> [Exercise directions]:
Find every line of the listing below where "Frequency" appears, and copy it.

> [Records provided]:
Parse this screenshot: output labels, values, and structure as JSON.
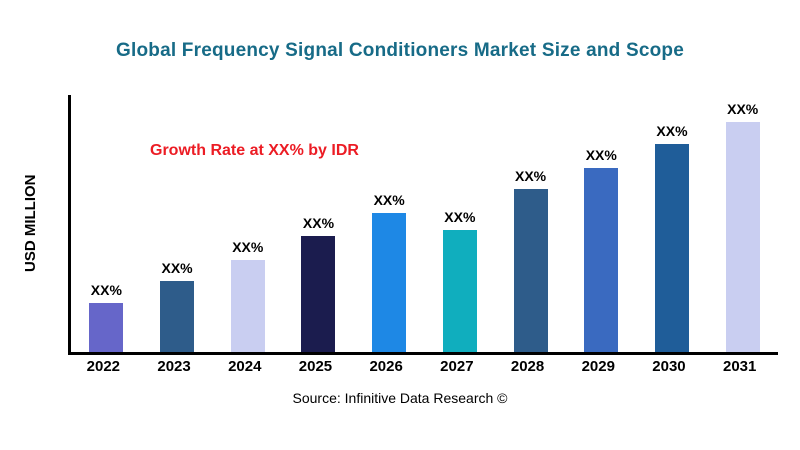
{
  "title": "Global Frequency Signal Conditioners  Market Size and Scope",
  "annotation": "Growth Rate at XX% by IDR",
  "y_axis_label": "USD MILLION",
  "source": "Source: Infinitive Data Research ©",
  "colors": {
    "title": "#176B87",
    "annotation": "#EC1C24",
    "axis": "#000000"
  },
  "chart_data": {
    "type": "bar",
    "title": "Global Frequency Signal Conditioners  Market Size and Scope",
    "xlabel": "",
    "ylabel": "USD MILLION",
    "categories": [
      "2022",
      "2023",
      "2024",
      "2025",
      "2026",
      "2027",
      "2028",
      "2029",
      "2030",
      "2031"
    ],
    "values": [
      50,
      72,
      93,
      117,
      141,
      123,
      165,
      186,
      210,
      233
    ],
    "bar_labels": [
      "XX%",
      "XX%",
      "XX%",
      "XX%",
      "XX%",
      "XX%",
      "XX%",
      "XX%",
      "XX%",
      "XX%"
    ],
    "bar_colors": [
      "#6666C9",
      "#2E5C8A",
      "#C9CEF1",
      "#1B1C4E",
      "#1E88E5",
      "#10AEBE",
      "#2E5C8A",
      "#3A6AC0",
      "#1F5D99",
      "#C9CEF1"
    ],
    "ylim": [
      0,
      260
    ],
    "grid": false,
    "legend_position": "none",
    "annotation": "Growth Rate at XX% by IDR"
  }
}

> [Solution to the problem]:
  "title": "Global Frequency Signal Conditioners  Market Size and Scope",
    "title": "Global Frequency Signal Conditioners  Market Size and Scope",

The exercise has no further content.